### RECORDS PROVIDED:
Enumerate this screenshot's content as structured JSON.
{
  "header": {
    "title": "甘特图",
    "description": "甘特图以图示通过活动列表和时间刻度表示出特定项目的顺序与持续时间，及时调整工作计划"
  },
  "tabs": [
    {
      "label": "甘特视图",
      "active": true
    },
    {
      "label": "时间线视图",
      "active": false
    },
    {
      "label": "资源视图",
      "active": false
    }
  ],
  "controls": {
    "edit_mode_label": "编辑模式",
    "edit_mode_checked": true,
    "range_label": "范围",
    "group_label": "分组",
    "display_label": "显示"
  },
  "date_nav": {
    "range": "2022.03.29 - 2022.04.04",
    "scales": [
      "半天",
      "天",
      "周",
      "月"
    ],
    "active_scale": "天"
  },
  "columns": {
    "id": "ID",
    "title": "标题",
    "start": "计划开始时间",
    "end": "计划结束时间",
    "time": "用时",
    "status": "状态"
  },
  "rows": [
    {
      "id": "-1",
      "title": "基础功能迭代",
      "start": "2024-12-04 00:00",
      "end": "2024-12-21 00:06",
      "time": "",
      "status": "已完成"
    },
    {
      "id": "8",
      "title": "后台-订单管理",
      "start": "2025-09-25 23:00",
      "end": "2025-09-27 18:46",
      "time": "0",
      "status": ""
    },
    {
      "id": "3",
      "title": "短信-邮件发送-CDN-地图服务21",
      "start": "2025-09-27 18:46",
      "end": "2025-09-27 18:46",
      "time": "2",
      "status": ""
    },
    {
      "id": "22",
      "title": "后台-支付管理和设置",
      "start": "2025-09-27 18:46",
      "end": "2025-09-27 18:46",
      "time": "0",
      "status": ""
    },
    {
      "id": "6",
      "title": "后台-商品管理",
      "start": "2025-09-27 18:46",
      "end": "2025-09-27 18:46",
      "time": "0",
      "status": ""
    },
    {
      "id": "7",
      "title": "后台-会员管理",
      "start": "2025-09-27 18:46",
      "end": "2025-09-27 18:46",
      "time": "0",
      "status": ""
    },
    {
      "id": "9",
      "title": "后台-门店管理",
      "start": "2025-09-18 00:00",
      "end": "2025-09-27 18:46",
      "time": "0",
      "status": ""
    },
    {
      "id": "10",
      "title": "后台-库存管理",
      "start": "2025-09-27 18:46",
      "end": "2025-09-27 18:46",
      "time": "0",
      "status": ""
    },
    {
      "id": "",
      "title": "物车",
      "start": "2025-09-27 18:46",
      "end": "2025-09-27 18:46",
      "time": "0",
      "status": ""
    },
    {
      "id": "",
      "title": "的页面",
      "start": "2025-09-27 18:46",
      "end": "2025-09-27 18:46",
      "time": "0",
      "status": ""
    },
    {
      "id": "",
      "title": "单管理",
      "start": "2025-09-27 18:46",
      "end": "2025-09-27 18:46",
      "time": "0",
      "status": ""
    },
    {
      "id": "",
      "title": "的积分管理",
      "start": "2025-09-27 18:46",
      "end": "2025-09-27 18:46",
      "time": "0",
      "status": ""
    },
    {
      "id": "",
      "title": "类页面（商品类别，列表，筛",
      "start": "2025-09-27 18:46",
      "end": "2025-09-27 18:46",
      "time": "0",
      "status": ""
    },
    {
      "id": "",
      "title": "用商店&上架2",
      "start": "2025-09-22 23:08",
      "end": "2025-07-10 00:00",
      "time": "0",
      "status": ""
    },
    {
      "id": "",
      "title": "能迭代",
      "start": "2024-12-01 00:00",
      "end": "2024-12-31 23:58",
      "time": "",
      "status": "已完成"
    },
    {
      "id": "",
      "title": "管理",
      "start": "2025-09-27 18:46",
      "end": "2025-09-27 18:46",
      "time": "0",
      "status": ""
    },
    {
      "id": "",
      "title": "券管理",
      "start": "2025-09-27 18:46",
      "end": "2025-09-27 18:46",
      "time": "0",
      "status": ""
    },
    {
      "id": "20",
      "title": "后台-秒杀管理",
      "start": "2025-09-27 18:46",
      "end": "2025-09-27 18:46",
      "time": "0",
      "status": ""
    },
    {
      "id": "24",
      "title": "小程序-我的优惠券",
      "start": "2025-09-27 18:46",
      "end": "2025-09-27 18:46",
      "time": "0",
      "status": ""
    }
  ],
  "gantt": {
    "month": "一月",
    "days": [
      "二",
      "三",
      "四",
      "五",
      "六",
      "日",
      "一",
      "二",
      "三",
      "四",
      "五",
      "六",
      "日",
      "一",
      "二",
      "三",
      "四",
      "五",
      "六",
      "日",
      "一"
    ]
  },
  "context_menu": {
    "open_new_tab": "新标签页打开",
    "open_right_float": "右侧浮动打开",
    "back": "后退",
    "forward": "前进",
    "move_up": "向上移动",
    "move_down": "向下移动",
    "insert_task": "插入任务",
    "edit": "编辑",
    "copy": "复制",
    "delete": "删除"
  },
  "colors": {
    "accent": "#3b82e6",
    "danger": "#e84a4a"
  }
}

### CHALLENGE:
Your task is to output all of the data above word for word.

### OUTPUT FOR THIS EXERCISE:
Enumerate this screenshot's content as structured JSON.
{
  "header": {
    "title": "甘特图",
    "description": "甘特图以图示通过活动列表和时间刻度表示出特定项目的顺序与持续时间，及时调整工作计划"
  },
  "tabs": [
    {
      "label": "甘特视图",
      "active": true
    },
    {
      "label": "时间线视图",
      "active": false
    },
    {
      "label": "资源视图",
      "active": false
    }
  ],
  "controls": {
    "edit_mode_label": "编辑模式",
    "edit_mode_checked": true,
    "range_label": "范围",
    "group_label": "分组",
    "display_label": "显示"
  },
  "date_nav": {
    "range": "2022.03.29 - 2022.04.04",
    "scales": [
      "半天",
      "天",
      "周",
      "月"
    ],
    "active_scale": "天"
  },
  "columns": {
    "id": "ID",
    "title": "标题",
    "start": "计划开始时间",
    "end": "计划结束时间",
    "time": "用时",
    "status": "状态"
  },
  "rows": [
    {
      "id": "-1",
      "title": "基础功能迭代",
      "start": "2024-12-04 00:00",
      "end": "2024-12-21 00:06",
      "time": "",
      "status": "已完成"
    },
    {
      "id": "8",
      "title": "后台-订单管理",
      "start": "2025-09-25 23:00",
      "end": "2025-09-27 18:46",
      "time": "0",
      "status": ""
    },
    {
      "id": "3",
      "title": "短信-邮件发送-CDN-地图服务21",
      "start": "2025-09-27 18:46",
      "end": "2025-09-27 18:46",
      "time": "2",
      "status": ""
    },
    {
      "id": "22",
      "title": "后台-支付管理和设置",
      "start": "2025-09-27 18:46",
      "end": "2025-09-27 18:46",
      "time": "0",
      "status": ""
    },
    {
      "id": "6",
      "title": "后台-商品管理",
      "start": "2025-09-27 18:46",
      "end": "2025-09-27 18:46",
      "time": "0",
      "status": ""
    },
    {
      "id": "7",
      "title": "后台-会员管理",
      "start": "2025-09-27 18:46",
      "end": "2025-09-27 18:46",
      "time": "0",
      "status": ""
    },
    {
      "id": "9",
      "title": "后台-门店管理",
      "start": "2025-09-18 00:00",
      "end": "2025-09-27 18:46",
      "time": "0",
      "status": ""
    },
    {
      "id": "10",
      "title": "后台-库存管理",
      "start": "2025-09-27 18:46",
      "end": "2025-09-27 18:46",
      "time": "0",
      "status": ""
    },
    {
      "id": "",
      "title": "物车",
      "start": "2025-09-27 18:46",
      "end": "2025-09-27 18:46",
      "time": "0",
      "status": ""
    },
    {
      "id": "",
      "title": "的页面",
      "start": "2025-09-27 18:46",
      "end": "2025-09-27 18:46",
      "time": "0",
      "status": ""
    },
    {
      "id": "",
      "title": "单管理",
      "start": "2025-09-27 18:46",
      "end": "2025-09-27 18:46",
      "time": "0",
      "status": ""
    },
    {
      "id": "",
      "title": "的积分管理",
      "start": "2025-09-27 18:46",
      "end": "2025-09-27 18:46",
      "time": "0",
      "status": ""
    },
    {
      "id": "",
      "title": "类页面（商品类别，列表，筛",
      "start": "2025-09-27 18:46",
      "end": "2025-09-27 18:46",
      "time": "0",
      "status": ""
    },
    {
      "id": "",
      "title": "用商店&上架2",
      "start": "2025-09-22 23:08",
      "end": "2025-07-10 00:00",
      "time": "0",
      "status": ""
    },
    {
      "id": "",
      "title": "能迭代",
      "start": "2024-12-01 00:00",
      "end": "2024-12-31 23:58",
      "time": "",
      "status": "已完成"
    },
    {
      "id": "",
      "title": "管理",
      "start": "2025-09-27 18:46",
      "end": "2025-09-27 18:46",
      "time": "0",
      "status": ""
    },
    {
      "id": "",
      "title": "券管理",
      "start": "2025-09-27 18:46",
      "end": "2025-09-27 18:46",
      "time": "0",
      "status": ""
    },
    {
      "id": "20",
      "title": "后台-秒杀管理",
      "start": "2025-09-27 18:46",
      "end": "2025-09-27 18:46",
      "time": "0",
      "status": ""
    },
    {
      "id": "24",
      "title": "小程序-我的优惠券",
      "start": "2025-09-27 18:46",
      "end": "2025-09-27 18:46",
      "time": "0",
      "status": ""
    }
  ],
  "gantt": {
    "month": "一月",
    "days": [
      "二",
      "三",
      "四",
      "五",
      "六",
      "日",
      "一",
      "二",
      "三",
      "四",
      "五",
      "六",
      "日",
      "一",
      "二",
      "三",
      "四",
      "五",
      "六",
      "日",
      "一"
    ]
  },
  "context_menu": {
    "open_new_tab": "新标签页打开",
    "open_right_float": "右侧浮动打开",
    "back": "后退",
    "forward": "前进",
    "move_up": "向上移动",
    "move_down": "向下移动",
    "insert_task": "插入任务",
    "edit": "编辑",
    "copy": "复制",
    "delete": "删除"
  },
  "colors": {
    "accent": "#3b82e6",
    "danger": "#e84a4a"
  }
}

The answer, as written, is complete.